**Task details**
Pictures are not part of the copy; repeat everything else in the records exactly.

**Task material**
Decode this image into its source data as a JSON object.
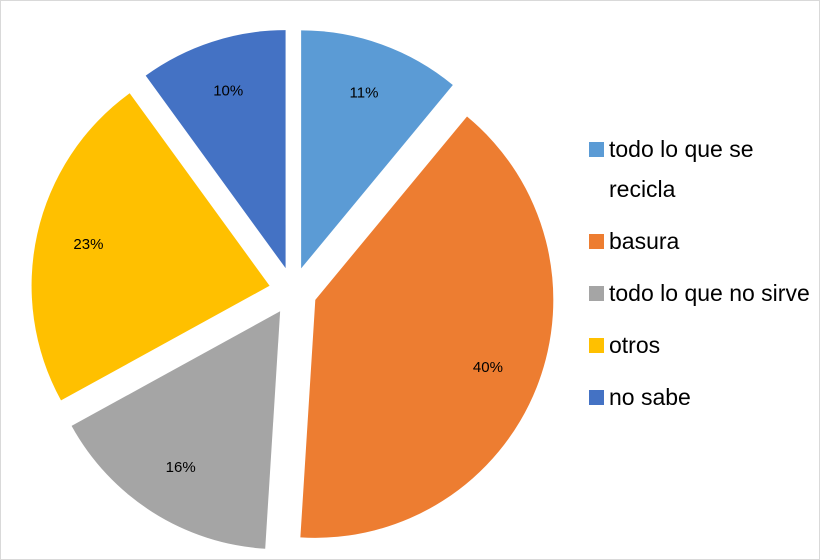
{
  "chart_data": {
    "type": "pie",
    "categories": [
      "todo lo que se recicla",
      "basura",
      "todo lo que no sirve",
      "otros",
      "no sabe"
    ],
    "values": [
      11,
      40,
      16,
      23,
      10
    ],
    "value_labels": [
      "11%",
      "40%",
      "16%",
      "23%",
      "10%"
    ],
    "colors": [
      "#5b9bd5",
      "#ed7d31",
      "#a5a5a5",
      "#ffc000",
      "#4472c4"
    ],
    "legend": "right"
  }
}
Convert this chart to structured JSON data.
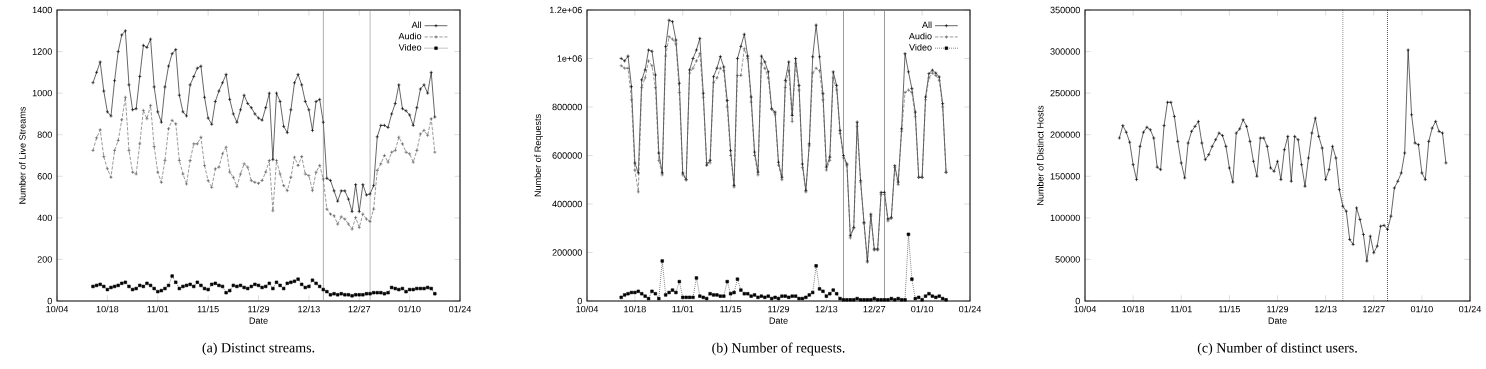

**Expected answer**
Decode this image into its source data as a JSON object.
{
  "chart_data": {
    "type": "pie",
    "categories": [
      "todo lo que se recicla",
      "basura",
      "todo lo que no sirve",
      "otros",
      "no sabe"
    ],
    "values": [
      11,
      40,
      16,
      23,
      10
    ],
    "value_labels": [
      "11%",
      "40%",
      "16%",
      "23%",
      "10%"
    ],
    "colors": [
      "#5b9bd5",
      "#ed7d31",
      "#a5a5a5",
      "#ffc000",
      "#4472c4"
    ],
    "legend": "right"
  }
}
Convert this chart to structured JSON data.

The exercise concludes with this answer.